(Stored data entries)
☆ ☆ ☆ ☆ ☆ ☆ ☆

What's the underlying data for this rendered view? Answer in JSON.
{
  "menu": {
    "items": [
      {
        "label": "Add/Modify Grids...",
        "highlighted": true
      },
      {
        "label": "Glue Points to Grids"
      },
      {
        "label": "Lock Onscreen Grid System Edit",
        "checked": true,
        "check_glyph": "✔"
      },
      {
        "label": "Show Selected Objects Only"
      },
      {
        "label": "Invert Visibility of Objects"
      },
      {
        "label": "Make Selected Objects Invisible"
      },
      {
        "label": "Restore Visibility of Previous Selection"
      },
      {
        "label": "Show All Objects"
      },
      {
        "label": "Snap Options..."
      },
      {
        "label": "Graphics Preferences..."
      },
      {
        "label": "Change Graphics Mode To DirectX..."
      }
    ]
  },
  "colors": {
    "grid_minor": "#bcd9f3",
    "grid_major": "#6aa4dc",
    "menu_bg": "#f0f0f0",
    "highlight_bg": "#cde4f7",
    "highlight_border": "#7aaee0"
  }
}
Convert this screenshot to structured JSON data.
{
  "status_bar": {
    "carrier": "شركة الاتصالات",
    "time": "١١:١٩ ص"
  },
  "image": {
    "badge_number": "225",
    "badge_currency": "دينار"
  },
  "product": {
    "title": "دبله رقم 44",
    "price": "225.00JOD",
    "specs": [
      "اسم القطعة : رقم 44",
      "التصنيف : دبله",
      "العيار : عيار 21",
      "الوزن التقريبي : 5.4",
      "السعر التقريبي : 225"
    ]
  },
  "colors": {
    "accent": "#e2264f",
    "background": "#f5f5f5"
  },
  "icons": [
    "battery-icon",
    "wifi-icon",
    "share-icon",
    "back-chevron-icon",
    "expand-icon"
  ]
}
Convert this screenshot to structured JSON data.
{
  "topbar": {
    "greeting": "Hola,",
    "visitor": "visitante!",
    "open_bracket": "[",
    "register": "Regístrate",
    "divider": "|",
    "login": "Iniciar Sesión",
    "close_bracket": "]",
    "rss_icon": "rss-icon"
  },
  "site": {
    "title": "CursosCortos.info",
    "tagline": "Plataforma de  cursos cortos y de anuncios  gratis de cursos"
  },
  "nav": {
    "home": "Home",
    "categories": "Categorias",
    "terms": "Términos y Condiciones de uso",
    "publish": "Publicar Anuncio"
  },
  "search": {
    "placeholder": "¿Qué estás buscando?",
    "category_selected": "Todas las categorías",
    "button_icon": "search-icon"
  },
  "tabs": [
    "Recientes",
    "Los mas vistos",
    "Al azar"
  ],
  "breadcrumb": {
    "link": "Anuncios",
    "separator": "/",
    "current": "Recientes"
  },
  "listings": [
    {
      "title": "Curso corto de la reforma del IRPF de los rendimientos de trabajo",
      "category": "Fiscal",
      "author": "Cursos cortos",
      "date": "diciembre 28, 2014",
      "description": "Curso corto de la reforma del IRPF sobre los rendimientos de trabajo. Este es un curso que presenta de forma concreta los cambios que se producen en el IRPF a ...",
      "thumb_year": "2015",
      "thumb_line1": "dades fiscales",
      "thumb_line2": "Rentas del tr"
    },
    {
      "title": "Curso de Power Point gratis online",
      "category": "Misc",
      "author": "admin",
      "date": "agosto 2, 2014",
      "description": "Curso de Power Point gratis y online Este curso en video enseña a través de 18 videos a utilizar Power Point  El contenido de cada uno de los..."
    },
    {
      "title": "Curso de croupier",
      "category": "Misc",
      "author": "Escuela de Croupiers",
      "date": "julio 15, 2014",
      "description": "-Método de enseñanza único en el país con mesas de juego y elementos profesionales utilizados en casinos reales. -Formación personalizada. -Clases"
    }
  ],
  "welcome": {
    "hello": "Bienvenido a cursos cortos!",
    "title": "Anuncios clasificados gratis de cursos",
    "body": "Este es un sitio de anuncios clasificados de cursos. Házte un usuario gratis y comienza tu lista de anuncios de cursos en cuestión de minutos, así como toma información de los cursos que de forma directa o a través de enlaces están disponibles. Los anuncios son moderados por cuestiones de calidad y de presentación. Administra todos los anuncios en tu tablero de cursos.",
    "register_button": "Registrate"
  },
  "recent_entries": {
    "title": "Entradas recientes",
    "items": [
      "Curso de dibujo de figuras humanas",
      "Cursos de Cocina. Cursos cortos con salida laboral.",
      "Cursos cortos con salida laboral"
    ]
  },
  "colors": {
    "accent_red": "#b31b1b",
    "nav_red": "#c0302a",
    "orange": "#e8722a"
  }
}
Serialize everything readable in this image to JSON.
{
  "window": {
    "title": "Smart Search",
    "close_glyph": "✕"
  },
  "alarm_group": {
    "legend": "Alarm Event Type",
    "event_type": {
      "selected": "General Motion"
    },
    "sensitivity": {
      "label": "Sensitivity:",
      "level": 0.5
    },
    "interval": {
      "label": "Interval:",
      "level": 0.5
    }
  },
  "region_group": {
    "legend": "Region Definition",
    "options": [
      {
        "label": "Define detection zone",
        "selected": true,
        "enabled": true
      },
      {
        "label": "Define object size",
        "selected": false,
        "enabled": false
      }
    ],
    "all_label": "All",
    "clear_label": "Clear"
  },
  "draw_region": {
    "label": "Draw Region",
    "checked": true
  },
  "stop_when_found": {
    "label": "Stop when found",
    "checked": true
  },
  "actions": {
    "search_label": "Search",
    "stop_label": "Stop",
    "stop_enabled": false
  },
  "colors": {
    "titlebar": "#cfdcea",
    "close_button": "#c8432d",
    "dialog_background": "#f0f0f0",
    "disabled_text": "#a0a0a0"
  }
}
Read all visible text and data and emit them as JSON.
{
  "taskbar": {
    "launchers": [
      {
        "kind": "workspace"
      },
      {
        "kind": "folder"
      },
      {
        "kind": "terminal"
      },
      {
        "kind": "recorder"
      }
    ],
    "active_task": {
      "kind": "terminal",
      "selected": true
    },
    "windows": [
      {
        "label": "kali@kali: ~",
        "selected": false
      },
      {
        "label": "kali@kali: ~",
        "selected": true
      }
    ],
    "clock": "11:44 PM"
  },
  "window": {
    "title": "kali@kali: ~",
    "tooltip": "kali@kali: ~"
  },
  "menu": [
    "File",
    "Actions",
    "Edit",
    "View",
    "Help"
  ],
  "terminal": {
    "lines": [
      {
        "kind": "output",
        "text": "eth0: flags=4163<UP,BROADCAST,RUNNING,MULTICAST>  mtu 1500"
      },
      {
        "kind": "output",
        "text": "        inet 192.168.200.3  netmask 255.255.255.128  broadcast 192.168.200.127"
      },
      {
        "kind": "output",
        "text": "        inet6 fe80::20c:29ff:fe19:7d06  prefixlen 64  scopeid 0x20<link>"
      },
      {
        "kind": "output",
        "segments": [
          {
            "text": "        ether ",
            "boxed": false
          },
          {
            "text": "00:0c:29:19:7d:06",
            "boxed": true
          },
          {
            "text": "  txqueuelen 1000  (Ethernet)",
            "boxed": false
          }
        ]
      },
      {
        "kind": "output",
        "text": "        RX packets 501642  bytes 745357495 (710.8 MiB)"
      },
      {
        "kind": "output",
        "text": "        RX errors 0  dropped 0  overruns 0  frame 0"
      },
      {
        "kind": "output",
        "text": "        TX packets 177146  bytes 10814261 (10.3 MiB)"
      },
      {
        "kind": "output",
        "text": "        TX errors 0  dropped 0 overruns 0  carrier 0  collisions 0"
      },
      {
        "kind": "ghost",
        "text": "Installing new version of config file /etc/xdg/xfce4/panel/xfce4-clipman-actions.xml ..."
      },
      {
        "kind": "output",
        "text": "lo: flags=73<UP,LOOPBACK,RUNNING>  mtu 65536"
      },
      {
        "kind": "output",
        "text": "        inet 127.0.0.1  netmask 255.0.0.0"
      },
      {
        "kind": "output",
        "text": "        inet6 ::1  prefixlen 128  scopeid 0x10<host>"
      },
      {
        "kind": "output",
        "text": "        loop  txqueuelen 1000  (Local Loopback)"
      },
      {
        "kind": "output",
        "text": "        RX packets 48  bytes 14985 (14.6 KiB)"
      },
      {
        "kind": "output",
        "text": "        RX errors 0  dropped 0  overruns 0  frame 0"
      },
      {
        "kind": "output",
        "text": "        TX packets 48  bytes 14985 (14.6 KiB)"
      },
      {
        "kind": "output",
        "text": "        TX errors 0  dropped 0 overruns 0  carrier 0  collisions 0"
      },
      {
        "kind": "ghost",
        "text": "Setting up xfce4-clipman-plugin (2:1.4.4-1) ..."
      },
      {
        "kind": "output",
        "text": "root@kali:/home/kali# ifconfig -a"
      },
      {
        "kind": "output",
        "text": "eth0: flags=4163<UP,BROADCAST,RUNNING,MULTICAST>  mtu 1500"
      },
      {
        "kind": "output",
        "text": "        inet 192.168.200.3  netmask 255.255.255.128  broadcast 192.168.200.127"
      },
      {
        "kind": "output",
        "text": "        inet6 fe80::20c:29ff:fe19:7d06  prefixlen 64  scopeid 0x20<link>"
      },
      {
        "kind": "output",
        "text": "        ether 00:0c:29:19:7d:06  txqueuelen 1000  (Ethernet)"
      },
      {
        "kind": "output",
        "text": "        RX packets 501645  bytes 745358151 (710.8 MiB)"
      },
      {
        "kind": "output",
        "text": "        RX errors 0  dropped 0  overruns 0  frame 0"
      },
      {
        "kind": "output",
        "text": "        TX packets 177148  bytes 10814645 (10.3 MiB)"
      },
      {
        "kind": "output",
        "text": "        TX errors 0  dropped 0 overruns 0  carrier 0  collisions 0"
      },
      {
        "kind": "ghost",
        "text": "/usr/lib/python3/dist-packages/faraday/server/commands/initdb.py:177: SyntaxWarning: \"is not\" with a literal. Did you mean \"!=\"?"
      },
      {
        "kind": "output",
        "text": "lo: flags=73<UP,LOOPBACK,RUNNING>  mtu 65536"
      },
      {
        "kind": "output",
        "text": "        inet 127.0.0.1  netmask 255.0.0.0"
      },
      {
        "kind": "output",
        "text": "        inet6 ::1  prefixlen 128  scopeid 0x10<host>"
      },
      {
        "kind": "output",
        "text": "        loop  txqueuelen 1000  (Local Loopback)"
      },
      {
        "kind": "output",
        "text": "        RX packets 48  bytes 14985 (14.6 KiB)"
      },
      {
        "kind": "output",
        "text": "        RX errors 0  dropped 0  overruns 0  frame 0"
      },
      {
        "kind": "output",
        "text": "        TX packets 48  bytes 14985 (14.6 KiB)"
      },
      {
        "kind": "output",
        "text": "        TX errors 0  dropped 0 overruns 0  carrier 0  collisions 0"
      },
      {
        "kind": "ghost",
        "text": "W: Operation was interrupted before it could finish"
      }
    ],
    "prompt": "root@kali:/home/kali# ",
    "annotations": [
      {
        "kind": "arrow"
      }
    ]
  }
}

☆ ☆ ☆ ☆ ☆ ☆ ☆

**WORK INSTRUCTIONS**
Go through the records and copy each line with "reforma" in it.

**SOLVED EXERCISE**
      "title": "Curso corto de la reforma del IRPF de los rendimientos de trabajo",
      "description": "Curso corto de la reforma del IRPF sobre los rendimientos de trabajo. Este es un curso que presenta de forma concreta los cambios que se producen en el IRPF a ...",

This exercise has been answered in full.